+++ Information supplied

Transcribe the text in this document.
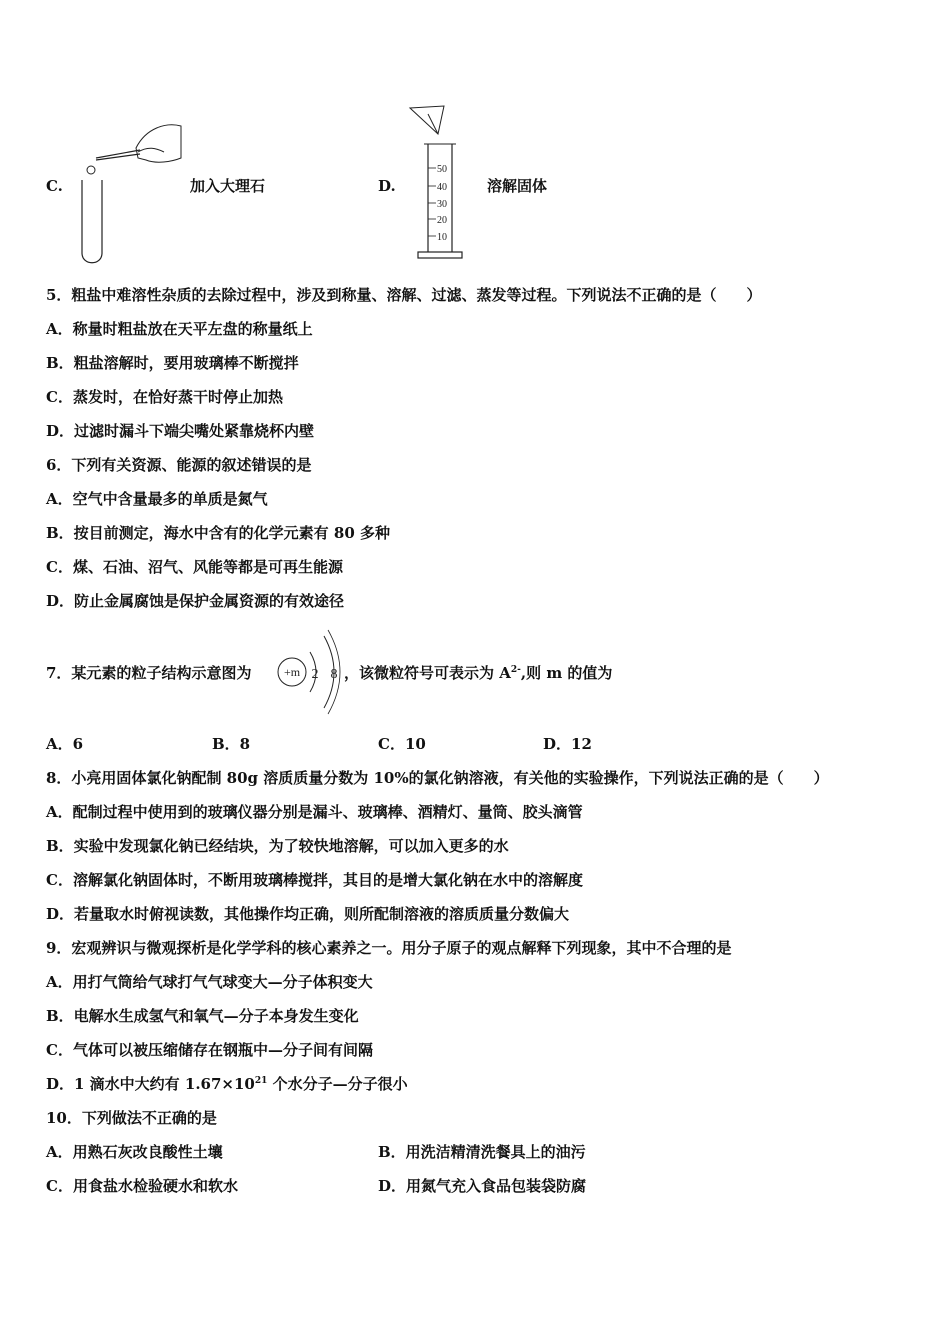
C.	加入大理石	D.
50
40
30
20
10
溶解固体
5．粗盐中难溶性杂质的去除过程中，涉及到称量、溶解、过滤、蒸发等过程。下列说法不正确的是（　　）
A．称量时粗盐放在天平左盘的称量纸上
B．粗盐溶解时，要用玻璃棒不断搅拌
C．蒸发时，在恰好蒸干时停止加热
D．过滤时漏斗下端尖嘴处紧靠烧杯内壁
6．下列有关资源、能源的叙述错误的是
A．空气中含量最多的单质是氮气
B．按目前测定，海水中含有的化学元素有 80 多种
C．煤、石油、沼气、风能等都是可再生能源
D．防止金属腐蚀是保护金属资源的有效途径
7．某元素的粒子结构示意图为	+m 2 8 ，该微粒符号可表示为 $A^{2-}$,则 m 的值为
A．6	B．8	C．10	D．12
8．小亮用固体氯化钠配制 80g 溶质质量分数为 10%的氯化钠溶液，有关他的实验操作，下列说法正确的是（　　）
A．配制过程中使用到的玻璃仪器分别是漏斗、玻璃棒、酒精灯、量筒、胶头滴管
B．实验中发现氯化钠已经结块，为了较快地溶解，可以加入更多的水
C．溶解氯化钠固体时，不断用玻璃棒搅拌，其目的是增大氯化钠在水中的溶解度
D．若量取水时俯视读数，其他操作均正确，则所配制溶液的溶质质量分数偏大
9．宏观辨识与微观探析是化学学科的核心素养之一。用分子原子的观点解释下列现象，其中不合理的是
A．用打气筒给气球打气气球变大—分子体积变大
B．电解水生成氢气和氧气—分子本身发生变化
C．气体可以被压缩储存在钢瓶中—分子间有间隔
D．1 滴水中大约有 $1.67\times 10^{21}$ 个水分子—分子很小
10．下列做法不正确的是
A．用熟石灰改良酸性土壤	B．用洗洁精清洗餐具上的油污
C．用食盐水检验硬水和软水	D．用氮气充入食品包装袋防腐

++++++
+++ Information supplied

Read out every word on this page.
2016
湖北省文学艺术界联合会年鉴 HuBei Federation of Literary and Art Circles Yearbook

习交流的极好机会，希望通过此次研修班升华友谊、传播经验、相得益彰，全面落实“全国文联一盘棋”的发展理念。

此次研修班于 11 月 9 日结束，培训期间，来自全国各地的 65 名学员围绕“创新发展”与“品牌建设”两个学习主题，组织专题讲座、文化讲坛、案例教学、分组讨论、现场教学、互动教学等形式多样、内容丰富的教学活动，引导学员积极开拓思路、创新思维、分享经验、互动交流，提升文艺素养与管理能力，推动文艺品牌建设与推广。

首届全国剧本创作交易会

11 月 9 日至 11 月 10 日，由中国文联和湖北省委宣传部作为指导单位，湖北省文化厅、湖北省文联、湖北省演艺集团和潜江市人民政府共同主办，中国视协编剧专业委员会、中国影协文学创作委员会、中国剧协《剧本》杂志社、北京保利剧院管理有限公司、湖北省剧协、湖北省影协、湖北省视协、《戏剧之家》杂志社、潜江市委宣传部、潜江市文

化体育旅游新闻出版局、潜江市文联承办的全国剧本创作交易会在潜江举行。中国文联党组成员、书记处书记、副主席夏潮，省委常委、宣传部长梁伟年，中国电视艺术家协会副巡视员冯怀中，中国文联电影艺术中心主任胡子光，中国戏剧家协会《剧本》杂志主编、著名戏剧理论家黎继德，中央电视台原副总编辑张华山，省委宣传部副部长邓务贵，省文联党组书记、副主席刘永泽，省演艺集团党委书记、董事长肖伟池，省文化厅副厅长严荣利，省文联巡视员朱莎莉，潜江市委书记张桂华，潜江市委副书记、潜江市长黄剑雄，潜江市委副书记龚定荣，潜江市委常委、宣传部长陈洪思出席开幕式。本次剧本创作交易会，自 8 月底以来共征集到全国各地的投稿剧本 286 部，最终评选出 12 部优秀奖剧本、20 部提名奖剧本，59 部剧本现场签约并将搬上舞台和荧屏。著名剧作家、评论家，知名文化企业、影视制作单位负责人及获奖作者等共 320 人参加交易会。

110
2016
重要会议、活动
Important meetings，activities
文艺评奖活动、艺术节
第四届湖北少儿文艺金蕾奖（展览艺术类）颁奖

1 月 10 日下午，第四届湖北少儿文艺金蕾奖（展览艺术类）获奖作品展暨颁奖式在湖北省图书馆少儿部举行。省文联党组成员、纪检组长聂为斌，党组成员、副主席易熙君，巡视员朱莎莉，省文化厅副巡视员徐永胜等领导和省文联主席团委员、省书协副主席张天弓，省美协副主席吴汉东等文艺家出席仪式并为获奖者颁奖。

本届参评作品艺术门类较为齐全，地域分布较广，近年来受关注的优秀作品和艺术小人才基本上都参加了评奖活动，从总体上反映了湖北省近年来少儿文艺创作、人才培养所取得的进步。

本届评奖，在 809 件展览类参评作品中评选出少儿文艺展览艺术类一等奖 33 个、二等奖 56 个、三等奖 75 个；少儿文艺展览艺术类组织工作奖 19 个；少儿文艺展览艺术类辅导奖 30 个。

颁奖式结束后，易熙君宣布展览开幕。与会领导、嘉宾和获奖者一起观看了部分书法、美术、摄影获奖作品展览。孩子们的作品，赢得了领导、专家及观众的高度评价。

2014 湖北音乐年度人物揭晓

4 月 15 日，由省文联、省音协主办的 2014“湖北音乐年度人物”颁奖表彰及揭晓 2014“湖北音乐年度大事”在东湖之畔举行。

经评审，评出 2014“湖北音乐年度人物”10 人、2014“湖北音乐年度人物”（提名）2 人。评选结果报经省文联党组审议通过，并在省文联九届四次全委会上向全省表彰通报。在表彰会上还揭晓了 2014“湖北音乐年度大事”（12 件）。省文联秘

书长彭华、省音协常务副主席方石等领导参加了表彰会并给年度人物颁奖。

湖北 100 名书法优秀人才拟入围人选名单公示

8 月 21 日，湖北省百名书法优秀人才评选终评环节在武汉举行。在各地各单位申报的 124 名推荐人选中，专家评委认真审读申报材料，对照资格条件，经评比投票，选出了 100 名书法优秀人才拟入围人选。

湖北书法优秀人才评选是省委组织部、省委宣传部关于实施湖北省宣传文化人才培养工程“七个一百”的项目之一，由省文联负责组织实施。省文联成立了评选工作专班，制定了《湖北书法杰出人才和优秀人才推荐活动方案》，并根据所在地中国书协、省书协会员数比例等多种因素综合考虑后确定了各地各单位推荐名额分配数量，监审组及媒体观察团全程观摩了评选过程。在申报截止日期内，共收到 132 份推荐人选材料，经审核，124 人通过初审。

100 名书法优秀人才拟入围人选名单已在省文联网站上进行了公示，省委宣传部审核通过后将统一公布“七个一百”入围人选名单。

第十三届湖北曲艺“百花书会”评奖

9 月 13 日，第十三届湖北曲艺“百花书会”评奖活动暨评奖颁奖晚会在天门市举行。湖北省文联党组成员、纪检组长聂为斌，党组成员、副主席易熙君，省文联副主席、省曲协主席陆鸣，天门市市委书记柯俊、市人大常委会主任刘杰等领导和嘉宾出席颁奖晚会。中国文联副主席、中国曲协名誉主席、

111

++++++
+++ Information supplied

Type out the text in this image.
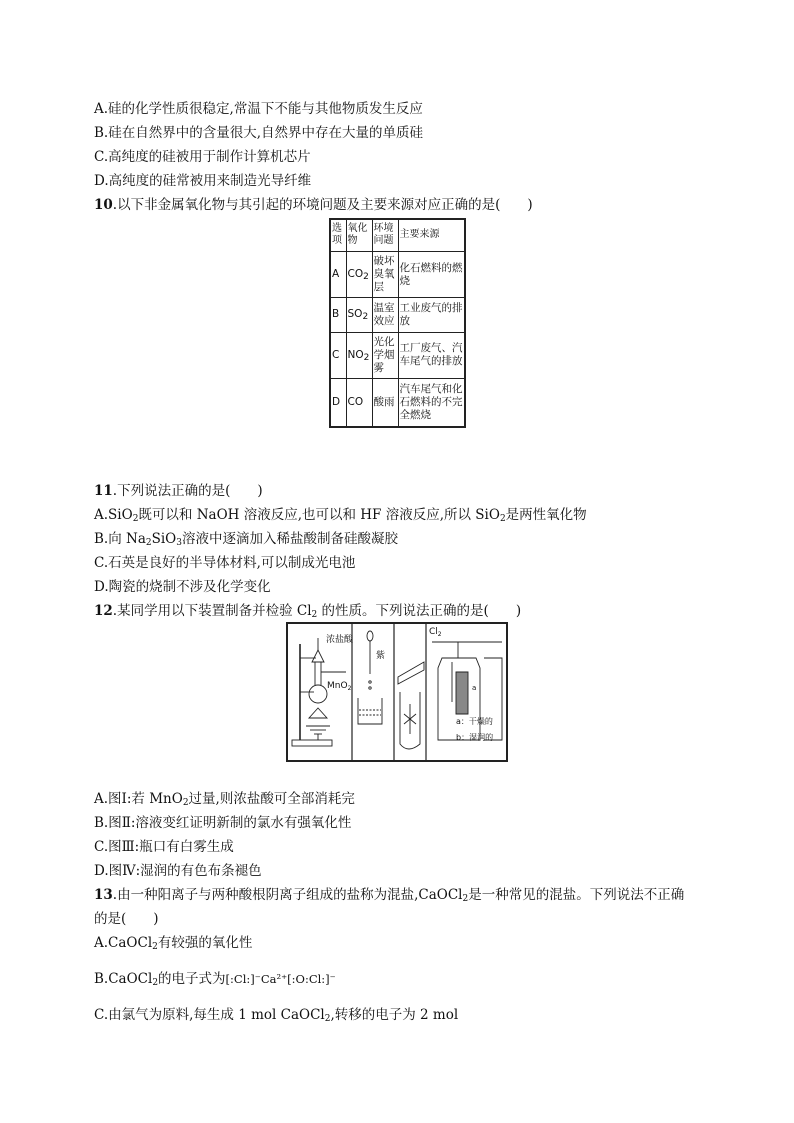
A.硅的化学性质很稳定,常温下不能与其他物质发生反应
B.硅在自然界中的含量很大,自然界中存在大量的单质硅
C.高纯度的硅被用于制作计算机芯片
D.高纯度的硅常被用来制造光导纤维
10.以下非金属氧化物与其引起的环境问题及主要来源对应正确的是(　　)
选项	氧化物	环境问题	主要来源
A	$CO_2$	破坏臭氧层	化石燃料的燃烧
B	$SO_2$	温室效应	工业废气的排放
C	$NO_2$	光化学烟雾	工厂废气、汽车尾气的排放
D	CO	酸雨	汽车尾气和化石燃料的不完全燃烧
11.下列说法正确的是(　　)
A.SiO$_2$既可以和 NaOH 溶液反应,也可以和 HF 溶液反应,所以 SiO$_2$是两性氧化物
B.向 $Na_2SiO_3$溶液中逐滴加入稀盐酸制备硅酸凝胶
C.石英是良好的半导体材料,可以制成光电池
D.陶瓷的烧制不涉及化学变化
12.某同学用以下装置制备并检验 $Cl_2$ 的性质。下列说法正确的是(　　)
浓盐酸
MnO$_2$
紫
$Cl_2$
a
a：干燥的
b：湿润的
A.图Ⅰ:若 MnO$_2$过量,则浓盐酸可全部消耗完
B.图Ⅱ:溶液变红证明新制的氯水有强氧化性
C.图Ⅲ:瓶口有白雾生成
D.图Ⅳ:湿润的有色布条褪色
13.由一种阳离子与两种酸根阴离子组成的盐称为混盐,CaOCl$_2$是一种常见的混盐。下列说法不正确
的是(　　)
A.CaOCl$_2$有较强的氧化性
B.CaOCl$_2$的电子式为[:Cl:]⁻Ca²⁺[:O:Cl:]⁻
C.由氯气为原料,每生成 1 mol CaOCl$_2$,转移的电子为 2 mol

++++++

In the lines above, find each one with "CaOCl" and list it.

13.由一种阳离子与两种酸根阴离子组成的盐称为混盐,CaOCl$_2$是一种常见的混盐。下列说法不正确
A.CaOCl$_2$有较强的氧化性
B.CaOCl$_2$的电子式为[:Cl:]⁻Ca²⁺[:O:Cl:]⁻
C.由氯气为原料,每生成 1 mol CaOCl$_2$,转移的电子为 2 mol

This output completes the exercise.